EXERCISE DATA Block Start
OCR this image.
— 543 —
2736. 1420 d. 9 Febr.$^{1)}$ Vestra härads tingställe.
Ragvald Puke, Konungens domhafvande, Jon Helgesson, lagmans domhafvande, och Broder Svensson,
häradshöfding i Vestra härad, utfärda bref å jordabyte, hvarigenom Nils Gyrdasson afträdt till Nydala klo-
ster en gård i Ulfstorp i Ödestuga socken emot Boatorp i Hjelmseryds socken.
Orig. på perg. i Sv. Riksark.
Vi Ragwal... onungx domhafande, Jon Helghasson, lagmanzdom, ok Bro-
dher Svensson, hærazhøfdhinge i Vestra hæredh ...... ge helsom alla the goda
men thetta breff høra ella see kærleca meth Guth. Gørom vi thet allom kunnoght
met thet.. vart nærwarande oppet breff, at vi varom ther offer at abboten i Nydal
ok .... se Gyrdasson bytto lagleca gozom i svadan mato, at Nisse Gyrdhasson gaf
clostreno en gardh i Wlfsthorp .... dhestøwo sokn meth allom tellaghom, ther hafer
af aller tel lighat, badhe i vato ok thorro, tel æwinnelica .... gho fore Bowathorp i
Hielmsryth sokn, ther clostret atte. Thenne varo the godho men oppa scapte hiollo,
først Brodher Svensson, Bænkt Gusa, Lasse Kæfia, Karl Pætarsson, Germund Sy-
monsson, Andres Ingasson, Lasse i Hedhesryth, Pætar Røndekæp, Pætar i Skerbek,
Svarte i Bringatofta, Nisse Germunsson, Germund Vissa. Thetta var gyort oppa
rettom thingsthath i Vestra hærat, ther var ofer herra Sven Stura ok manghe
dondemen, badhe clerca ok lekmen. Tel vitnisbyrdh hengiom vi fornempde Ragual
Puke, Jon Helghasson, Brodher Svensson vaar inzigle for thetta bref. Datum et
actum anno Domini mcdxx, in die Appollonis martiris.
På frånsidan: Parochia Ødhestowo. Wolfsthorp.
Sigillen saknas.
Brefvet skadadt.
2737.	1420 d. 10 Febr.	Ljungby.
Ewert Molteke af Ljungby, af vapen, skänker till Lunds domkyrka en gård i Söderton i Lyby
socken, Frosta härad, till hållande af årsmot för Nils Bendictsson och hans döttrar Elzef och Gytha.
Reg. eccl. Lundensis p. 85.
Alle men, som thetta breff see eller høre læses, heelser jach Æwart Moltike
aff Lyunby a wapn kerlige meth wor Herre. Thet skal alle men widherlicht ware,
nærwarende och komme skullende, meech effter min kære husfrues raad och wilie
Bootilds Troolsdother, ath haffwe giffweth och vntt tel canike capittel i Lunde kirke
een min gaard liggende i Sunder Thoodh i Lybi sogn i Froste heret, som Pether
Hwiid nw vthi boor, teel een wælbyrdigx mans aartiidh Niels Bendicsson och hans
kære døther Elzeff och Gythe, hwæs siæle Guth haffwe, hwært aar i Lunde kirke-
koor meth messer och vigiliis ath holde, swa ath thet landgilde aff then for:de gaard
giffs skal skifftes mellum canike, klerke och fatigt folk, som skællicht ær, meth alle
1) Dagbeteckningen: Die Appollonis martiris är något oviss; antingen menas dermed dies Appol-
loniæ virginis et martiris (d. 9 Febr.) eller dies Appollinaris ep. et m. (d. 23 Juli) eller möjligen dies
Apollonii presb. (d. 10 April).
EXERCISE DATA Block End
▶ _TASK ITEM_: The response has to match the records above word for word.

▶ _OUTPUT FOR THIS TASK_:
OCR this image.
— 543 —
2736. 1420 d. 9 Febr.$^{1)}$ Vestra härads tingställe.
Ragvald Puke, Konungens domhafvande, Jon Helgesson, lagmans domhafvande, och Broder Svensson,
häradshöfding i Vestra härad, utfärda bref å jordabyte, hvarigenom Nils Gyrdasson afträdt till Nydala klo-
ster en gård i Ulfstorp i Ödestuga socken emot Boatorp i Hjelmseryds socken.
Orig. på perg. i Sv. Riksark.
Vi Ragwal... onungx domhafande, Jon Helghasson, lagmanzdom, ok Bro-
dher Svensson, hærazhøfdhinge i Vestra hæredh ...... ge helsom alla the goda
men thetta breff høra ella see kærleca meth Guth. Gørom vi thet allom kunnoght
met thet.. vart nærwarande oppet breff, at vi varom ther offer at abboten i Nydal
ok .... se Gyrdasson bytto lagleca gozom i svadan mato, at Nisse Gyrdhasson gaf
clostreno en gardh i Wlfsthorp .... dhestøwo sokn meth allom tellaghom, ther hafer
af aller tel lighat, badhe i vato ok thorro, tel æwinnelica .... gho fore Bowathorp i
Hielmsryth sokn, ther clostret atte. Thenne varo the godho men oppa scapte hiollo,
først Brodher Svensson, Bænkt Gusa, Lasse Kæfia, Karl Pætarsson, Germund Sy-
monsson, Andres Ingasson, Lasse i Hedhesryth, Pætar Røndekæp, Pætar i Skerbek,
Svarte i Bringatofta, Nisse Germunsson, Germund Vissa. Thetta var gyort oppa
rettom thingsthath i Vestra hærat, ther var ofer herra Sven Stura ok manghe
dondemen, badhe clerca ok lekmen. Tel vitnisbyrdh hengiom vi fornempde Ragual
Puke, Jon Helghasson, Brodher Svensson vaar inzigle for thetta bref. Datum et
actum anno Domini mcdxx, in die Appollonis martiris.
På frånsidan: Parochia Ødhestowo. Wolfsthorp.
Sigillen saknas.
Brefvet skadadt.
2737.	1420 d. 10 Febr.	Ljungby.
Ewert Molteke af Ljungby, af vapen, skänker till Lunds domkyrka en gård i Söderton i Lyby
socken, Frosta härad, till hållande af årsmot för Nils Bendictsson och hans döttrar Elzef och Gytha.
Reg. eccl. Lundensis p. 85.
Alle men, som thetta breff see eller høre læses, heelser jach Æwart Moltike
aff Lyunby a wapn kerlige meth wor Herre. Thet skal alle men widherlicht ware,
nærwarende och komme skullende, meech effter min kære husfrues raad och wilie
Bootilds Troolsdother, ath haffwe giffweth och vntt tel canike capittel i Lunde kirke
een min gaard liggende i Sunder Thoodh i Lybi sogn i Froste heret, som Pether
Hwiid nw vthi boor, teel een wælbyrdigx mans aartiidh Niels Bendicsson och hans
kære døther Elzeff och Gythe, hwæs siæle Guth haffwe, hwært aar i Lunde kirke-
koor meth messer och vigiliis ath holde, swa ath thet landgilde aff then for:de gaard
giffs skal skifftes mellum canike, klerke och fatigt folk, som skællicht ær, meth alle
1) Dagbeteckningen: Die Appollonis martiris är något oviss; antingen menas dermed dies Appol-
loniæ virginis et martiris (d. 9 Febr.) eller dies Appollinaris ep. et m. (d. 23 Juli) eller möjligen dies
Apollonii presb. (d. 10 April).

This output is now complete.